§ Exercise brief
Within the records below, find each line that holds the string "xlabel", then copy it.

[Extracts from a graphics dataset]
[start]

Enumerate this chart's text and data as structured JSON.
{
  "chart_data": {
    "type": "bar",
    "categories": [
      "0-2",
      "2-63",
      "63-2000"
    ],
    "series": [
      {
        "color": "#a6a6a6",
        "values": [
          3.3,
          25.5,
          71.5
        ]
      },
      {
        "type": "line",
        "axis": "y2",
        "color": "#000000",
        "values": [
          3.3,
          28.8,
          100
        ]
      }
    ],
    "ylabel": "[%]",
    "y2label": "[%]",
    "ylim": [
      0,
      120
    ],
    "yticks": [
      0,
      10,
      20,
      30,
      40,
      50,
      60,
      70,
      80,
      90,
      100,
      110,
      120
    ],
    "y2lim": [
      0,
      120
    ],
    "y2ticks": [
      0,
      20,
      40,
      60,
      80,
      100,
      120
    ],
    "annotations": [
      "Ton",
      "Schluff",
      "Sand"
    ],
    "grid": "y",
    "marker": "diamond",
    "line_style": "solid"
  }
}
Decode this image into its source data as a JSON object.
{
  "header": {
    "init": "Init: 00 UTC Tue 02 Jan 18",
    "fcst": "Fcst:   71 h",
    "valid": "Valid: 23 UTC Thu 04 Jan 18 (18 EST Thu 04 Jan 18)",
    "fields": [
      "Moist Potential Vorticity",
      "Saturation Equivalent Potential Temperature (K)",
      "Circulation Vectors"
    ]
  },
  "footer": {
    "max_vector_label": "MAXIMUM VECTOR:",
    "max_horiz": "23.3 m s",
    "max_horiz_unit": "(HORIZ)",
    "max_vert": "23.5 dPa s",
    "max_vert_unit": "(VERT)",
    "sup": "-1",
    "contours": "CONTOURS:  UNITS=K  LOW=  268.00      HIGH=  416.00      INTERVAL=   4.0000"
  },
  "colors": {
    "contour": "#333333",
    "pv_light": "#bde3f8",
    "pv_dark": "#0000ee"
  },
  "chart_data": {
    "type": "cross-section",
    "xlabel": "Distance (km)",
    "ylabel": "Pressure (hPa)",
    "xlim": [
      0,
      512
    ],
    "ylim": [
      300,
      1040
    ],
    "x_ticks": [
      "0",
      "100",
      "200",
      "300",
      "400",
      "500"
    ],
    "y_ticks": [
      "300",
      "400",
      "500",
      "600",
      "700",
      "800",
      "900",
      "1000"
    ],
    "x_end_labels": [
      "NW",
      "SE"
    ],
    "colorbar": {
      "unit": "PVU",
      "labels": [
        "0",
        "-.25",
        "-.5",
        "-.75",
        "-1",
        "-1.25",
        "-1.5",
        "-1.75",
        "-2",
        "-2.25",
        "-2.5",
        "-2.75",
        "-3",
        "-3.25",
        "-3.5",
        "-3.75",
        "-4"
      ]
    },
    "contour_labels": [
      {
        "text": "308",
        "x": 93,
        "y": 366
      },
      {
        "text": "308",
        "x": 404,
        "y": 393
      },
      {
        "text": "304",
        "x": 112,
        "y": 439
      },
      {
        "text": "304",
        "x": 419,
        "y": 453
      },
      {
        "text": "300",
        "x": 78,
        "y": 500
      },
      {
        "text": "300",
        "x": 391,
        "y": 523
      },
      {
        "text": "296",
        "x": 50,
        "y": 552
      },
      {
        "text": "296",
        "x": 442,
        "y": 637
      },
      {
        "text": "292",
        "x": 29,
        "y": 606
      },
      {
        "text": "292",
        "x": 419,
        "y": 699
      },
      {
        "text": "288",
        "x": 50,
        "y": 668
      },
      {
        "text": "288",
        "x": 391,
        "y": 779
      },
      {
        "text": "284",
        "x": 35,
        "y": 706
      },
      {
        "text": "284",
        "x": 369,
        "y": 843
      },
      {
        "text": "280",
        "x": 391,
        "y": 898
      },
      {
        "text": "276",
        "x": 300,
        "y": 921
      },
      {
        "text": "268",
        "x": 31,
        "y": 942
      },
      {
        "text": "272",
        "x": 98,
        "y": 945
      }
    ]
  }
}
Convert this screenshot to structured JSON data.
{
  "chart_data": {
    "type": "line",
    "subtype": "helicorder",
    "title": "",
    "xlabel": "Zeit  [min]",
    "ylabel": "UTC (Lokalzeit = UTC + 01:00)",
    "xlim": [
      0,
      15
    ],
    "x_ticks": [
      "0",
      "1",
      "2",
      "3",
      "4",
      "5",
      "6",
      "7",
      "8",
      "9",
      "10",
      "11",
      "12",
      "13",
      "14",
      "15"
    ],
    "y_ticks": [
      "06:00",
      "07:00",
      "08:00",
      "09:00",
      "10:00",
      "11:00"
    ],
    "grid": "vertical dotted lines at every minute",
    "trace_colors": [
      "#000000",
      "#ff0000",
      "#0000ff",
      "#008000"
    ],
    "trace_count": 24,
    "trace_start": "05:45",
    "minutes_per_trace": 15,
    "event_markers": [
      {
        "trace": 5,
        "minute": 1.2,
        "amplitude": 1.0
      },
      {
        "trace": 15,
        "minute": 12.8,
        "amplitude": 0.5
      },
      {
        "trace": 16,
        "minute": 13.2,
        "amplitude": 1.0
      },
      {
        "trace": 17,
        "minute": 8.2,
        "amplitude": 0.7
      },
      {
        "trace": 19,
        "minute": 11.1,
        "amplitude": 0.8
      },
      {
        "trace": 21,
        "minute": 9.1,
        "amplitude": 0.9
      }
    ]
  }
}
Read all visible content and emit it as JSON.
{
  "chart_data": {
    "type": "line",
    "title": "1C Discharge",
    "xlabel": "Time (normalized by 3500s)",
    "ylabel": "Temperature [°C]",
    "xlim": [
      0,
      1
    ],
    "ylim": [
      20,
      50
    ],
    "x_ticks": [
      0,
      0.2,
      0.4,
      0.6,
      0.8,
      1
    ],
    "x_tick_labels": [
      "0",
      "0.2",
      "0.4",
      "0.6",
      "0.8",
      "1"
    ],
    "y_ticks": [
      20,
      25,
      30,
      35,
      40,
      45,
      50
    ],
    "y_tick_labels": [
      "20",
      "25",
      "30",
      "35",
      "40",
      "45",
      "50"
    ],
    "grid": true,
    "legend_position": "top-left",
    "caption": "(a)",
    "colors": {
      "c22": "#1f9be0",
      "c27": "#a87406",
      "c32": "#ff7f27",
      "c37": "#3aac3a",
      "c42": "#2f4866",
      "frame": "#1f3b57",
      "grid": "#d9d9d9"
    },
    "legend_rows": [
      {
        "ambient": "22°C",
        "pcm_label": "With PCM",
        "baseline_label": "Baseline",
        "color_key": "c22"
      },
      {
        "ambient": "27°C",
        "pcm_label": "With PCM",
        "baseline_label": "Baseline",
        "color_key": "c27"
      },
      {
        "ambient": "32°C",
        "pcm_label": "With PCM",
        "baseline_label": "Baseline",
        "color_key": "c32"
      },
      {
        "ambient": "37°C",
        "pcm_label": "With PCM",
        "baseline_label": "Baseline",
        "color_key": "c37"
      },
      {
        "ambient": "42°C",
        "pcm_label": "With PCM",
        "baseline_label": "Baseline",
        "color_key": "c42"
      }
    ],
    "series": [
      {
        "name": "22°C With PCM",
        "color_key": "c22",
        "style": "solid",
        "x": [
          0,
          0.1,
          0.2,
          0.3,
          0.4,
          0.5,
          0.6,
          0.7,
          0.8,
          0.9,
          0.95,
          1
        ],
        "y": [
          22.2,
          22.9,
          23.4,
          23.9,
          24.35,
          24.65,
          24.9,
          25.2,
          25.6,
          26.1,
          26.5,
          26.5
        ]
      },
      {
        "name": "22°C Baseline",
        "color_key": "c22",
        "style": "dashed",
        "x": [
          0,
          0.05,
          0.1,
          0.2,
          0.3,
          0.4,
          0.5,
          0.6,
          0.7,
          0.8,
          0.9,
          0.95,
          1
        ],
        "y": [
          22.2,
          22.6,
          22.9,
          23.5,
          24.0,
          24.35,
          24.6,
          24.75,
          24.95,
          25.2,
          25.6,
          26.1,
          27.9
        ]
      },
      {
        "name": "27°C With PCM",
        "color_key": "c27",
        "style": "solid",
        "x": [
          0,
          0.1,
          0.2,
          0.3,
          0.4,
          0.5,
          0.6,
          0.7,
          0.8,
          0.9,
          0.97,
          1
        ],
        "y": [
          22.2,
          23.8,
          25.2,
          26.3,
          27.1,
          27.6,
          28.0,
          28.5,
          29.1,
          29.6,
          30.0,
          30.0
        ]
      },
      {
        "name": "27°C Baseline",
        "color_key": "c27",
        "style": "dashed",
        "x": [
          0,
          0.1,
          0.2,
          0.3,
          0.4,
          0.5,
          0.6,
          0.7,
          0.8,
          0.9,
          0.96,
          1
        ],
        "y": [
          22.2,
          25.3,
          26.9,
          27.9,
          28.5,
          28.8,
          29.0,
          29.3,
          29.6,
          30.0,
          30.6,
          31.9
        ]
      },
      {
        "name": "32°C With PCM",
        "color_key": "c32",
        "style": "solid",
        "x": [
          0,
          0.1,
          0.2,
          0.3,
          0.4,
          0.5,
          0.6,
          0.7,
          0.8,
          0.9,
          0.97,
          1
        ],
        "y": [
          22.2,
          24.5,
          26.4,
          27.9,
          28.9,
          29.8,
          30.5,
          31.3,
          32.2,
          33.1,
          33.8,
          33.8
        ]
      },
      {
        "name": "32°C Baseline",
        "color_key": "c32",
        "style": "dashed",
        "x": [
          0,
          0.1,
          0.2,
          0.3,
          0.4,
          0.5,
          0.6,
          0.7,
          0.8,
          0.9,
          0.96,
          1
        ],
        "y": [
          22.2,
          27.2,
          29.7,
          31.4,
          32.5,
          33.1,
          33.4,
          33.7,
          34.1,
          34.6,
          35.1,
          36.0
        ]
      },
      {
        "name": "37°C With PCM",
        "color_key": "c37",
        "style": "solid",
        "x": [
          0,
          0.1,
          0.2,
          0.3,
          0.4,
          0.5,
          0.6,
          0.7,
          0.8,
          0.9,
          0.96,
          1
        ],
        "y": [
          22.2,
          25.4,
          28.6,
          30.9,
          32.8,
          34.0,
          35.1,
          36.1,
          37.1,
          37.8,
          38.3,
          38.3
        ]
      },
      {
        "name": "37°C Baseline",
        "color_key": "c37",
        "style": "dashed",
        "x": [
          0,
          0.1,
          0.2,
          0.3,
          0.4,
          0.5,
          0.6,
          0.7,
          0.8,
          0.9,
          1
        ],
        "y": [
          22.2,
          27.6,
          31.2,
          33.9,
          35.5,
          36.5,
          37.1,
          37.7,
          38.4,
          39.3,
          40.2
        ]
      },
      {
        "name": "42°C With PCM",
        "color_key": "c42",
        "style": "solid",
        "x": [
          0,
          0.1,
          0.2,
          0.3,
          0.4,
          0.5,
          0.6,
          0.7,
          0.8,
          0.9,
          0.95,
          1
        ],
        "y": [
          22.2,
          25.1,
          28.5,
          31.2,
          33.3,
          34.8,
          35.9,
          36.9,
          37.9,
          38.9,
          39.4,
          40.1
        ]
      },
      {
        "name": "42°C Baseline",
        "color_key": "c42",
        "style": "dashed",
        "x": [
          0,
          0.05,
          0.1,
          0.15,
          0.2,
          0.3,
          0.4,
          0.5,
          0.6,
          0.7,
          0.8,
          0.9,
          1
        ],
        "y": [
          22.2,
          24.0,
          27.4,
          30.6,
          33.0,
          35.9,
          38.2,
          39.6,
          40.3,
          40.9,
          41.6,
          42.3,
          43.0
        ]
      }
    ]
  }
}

[end]

§ Worked answer
    "xlabel": "Distance (km)",
    "xlabel": "Zeit  [min]",
    "xlabel": "Time (normalized by 3500s)",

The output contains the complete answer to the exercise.